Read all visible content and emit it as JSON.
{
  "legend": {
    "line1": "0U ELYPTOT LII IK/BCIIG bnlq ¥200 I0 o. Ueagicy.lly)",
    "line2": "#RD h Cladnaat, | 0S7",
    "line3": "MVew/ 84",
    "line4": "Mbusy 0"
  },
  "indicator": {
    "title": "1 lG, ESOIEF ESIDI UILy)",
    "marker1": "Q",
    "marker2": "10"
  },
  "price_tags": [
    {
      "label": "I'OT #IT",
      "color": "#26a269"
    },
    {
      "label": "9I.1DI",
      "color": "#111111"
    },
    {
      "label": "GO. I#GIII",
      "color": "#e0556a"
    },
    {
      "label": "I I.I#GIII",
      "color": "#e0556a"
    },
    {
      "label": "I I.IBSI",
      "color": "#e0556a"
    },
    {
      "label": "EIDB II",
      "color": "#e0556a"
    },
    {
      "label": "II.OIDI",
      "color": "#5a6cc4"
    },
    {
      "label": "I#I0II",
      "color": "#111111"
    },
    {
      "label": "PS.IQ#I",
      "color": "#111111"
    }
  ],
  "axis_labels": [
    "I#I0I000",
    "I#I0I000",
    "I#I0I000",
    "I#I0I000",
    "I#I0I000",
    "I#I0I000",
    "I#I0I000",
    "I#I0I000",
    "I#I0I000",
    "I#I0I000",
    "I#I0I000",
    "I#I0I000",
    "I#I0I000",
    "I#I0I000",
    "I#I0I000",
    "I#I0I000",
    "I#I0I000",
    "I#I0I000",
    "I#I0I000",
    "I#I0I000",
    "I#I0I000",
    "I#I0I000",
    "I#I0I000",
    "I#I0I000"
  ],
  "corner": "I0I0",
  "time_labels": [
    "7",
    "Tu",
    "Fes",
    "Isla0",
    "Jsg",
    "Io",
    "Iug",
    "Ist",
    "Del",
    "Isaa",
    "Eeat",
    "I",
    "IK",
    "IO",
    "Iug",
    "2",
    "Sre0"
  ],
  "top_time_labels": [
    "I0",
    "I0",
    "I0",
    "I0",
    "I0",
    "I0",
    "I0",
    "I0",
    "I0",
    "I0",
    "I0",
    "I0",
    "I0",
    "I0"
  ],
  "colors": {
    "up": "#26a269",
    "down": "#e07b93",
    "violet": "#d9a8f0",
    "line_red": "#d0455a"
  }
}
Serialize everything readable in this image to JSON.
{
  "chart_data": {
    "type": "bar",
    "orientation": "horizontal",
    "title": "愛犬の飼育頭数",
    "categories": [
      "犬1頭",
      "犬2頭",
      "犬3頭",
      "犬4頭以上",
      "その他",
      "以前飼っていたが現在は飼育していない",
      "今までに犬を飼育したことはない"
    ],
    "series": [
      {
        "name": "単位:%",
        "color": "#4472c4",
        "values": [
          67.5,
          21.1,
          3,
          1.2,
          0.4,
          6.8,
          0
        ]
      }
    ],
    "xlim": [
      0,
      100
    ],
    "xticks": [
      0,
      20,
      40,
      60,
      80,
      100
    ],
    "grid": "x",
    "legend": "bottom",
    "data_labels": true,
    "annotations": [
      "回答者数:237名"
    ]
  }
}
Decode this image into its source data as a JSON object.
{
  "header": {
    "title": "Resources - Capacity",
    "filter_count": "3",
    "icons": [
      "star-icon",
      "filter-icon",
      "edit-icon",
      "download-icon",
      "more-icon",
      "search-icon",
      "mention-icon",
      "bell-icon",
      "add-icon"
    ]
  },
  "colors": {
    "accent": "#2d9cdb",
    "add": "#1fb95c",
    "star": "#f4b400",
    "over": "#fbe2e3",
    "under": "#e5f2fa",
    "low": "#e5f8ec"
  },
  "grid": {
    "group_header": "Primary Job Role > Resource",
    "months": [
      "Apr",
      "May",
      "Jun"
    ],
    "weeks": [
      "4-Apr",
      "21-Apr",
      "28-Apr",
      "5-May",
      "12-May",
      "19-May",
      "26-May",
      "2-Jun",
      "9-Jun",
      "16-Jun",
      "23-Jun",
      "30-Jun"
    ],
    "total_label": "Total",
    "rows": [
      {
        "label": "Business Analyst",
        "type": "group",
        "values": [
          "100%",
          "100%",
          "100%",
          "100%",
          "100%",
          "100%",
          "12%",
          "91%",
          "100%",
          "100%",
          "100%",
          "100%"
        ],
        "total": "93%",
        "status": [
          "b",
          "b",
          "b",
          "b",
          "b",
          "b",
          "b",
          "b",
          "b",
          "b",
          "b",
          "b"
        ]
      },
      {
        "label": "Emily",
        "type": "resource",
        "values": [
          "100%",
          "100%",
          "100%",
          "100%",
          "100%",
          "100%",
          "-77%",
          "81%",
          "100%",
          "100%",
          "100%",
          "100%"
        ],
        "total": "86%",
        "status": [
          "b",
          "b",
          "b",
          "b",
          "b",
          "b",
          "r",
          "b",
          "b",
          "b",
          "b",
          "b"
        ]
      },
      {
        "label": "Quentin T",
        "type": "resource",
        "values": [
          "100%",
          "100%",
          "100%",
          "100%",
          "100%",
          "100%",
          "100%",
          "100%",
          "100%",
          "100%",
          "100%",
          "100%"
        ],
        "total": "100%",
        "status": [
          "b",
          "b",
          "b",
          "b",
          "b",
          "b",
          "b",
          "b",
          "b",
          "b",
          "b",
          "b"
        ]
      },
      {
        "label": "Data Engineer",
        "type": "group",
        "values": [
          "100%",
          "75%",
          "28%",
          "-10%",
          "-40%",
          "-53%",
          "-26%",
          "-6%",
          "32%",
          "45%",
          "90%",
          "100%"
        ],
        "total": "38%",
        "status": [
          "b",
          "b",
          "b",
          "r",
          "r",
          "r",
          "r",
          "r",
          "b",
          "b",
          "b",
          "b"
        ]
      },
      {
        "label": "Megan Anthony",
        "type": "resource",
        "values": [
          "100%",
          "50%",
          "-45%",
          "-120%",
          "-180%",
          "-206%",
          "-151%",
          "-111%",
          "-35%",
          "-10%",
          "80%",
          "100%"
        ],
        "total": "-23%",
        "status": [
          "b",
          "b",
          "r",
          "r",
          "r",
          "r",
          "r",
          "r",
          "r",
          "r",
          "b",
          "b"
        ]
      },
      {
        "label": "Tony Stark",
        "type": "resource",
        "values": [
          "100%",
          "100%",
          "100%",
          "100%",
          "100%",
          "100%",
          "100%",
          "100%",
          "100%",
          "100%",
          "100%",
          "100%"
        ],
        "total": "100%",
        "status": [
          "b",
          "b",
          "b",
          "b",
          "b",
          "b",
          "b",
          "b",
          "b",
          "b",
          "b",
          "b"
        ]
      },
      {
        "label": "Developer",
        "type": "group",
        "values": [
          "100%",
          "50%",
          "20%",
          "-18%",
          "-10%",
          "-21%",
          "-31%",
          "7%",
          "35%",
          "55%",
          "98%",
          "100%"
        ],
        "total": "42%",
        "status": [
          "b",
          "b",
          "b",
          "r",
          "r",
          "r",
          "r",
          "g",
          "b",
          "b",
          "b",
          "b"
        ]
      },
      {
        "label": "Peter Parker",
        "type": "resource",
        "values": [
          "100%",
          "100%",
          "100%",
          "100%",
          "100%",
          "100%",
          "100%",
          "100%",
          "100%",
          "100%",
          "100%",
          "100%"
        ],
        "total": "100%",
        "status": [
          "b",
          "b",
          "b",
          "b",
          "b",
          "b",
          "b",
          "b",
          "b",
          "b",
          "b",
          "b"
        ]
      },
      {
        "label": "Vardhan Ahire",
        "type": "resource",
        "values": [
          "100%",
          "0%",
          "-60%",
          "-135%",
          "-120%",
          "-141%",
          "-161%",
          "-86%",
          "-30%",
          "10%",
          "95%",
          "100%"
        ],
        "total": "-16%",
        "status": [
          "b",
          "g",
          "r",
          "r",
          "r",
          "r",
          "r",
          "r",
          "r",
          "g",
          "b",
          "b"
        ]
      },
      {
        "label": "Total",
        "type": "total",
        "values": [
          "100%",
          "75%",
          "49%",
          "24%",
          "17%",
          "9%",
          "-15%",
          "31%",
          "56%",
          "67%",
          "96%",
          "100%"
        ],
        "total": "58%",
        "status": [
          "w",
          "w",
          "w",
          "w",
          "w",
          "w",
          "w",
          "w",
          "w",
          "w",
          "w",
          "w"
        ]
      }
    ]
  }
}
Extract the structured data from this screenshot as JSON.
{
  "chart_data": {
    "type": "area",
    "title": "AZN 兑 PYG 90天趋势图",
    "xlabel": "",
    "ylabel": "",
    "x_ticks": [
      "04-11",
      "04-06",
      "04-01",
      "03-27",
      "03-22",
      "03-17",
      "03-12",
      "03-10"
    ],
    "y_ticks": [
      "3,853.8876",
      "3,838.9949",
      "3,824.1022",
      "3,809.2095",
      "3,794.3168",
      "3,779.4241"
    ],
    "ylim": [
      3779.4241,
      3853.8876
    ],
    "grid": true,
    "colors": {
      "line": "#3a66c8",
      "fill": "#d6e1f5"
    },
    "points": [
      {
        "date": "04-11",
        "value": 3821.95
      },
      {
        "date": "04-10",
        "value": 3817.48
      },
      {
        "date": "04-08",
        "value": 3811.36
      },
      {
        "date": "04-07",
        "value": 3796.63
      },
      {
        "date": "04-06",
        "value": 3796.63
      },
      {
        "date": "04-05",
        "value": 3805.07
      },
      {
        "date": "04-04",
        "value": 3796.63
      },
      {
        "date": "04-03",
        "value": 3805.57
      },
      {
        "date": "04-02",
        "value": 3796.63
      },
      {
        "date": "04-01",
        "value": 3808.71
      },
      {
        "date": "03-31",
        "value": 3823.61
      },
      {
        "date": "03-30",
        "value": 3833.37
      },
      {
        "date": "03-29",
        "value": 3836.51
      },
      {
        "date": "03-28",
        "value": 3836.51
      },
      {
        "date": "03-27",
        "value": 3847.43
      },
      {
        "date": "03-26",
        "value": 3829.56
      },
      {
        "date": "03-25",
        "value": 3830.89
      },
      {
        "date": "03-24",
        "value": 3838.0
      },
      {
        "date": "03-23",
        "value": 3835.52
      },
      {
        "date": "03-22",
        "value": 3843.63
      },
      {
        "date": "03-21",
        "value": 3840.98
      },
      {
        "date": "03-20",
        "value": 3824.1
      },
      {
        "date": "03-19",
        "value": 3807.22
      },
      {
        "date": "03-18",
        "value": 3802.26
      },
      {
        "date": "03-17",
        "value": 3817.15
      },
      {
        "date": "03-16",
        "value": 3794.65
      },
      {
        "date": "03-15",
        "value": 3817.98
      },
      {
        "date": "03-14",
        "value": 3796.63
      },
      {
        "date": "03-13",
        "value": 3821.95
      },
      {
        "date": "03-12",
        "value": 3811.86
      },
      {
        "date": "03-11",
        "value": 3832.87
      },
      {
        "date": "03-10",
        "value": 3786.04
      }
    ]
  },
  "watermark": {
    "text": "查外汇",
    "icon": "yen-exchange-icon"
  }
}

• **TASK**: Extract all lines containing the word "title".

• **OUTPUT FOR THIS EXERCISE**:
    "title": "1 lG, ESOIEF ESIDI UILy)",
    "title": "愛犬の飼育頭数",
    "title": "Resources - Capacity",
    "title": "AZN 兑 PYG 90天趋势图",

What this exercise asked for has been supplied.